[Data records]
***

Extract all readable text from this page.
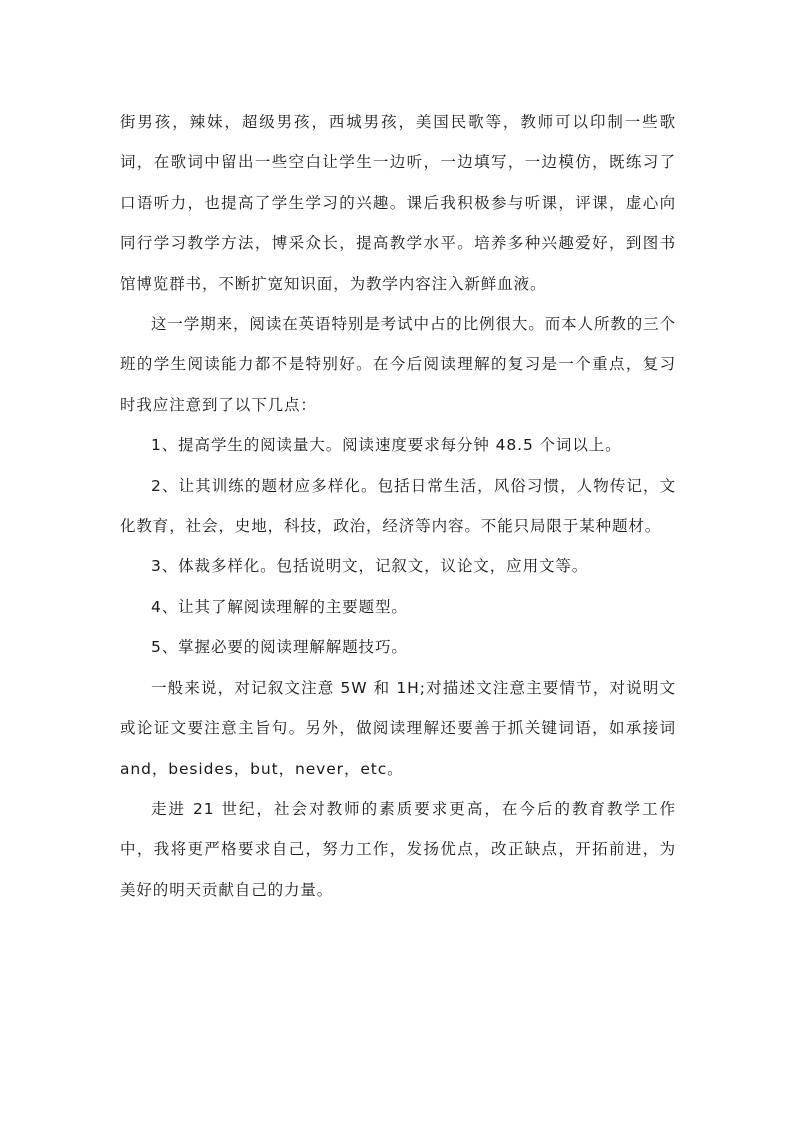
街男孩，辣妹，超级男孩，西城男孩，美国民歌等，教师可以印制一些歌词，在歌词中留出一些空白让学生一边听，一边填写，一边模仿，既练习了口语听力，也提高了学生学习的兴趣。课后我积极参与听课，评课，虚心向同行学习教学方法，博采众长，提高教学水平。培养多种兴趣爱好，到图书馆博览群书，不断扩宽知识面，为教学内容注入新鲜血液。

这一学期来，阅读在英语特别是考试中占的比例很大。而本人所教的三个班的学生阅读能力都不是特别好。在今后阅读理解的复习是一个重点，复习时我应注意到了以下几点：

1、提高学生的阅读量大。阅读速度要求每分钟 48.5 个词以上。

2、让其训练的题材应多样化。包括日常生活，风俗习惯，人物传记，文化教育，社会，史地，科技，政治，经济等内容。不能只局限于某种题材。

3、体裁多样化。包括说明文，记叙文，议论文，应用文等。

4、让其了解阅读理解的主要题型。

5、掌握必要的阅读理解解题技巧。

一般来说，对记叙文注意 5W 和 1H;对描述文注意主要情节，对说明文或论证文要注意主旨句。另外，做阅读理解还要善于抓关键词语，如承接词 and，besides，but，never，etc。

走进 21 世纪，社会对教师的素质要求更高，在今后的教育教学工作中，我将更严格要求自己，努力工作，发扬优点，改正缺点，开拓前进，为美好的明天贡献自己的力量。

***

Write out each entry exactly as given, but skip the pictures.

■ FINISHED ANSWER
Extract all readable text from this page.
街男孩，辣妹，超级男孩，西城男孩，美国民歌等，教师可以印制一些歌词，在歌词中留出一些空白让学生一边听，一边填写，一边模仿，既练习了口语听力，也提高了学生学习的兴趣。课后我积极参与听课，评课，虚心向同行学习教学方法，博采众长，提高教学水平。培养多种兴趣爱好，到图书馆博览群书，不断扩宽知识面，为教学内容注入新鲜血液。

这一学期来，阅读在英语特别是考试中占的比例很大。而本人所教的三个班的学生阅读能力都不是特别好。在今后阅读理解的复习是一个重点，复习时我应注意到了以下几点：

1、提高学生的阅读量大。阅读速度要求每分钟 48.5 个词以上。

2、让其训练的题材应多样化。包括日常生活，风俗习惯，人物传记，文化教育，社会，史地，科技，政治，经济等内容。不能只局限于某种题材。

3、体裁多样化。包括说明文，记叙文，议论文，应用文等。

4、让其了解阅读理解的主要题型。

5、掌握必要的阅读理解解题技巧。

一般来说，对记叙文注意 5W 和 1H;对描述文注意主要情节，对说明文或论证文要注意主旨句。另外，做阅读理解还要善于抓关键词语，如承接词 and，besides，but，never，etc。

走进 21 世纪，社会对教师的素质要求更高，在今后的教育教学工作中，我将更严格要求自己，努力工作，发扬优点，改正缺点，开拓前进，为美好的明天贡献自己的力量。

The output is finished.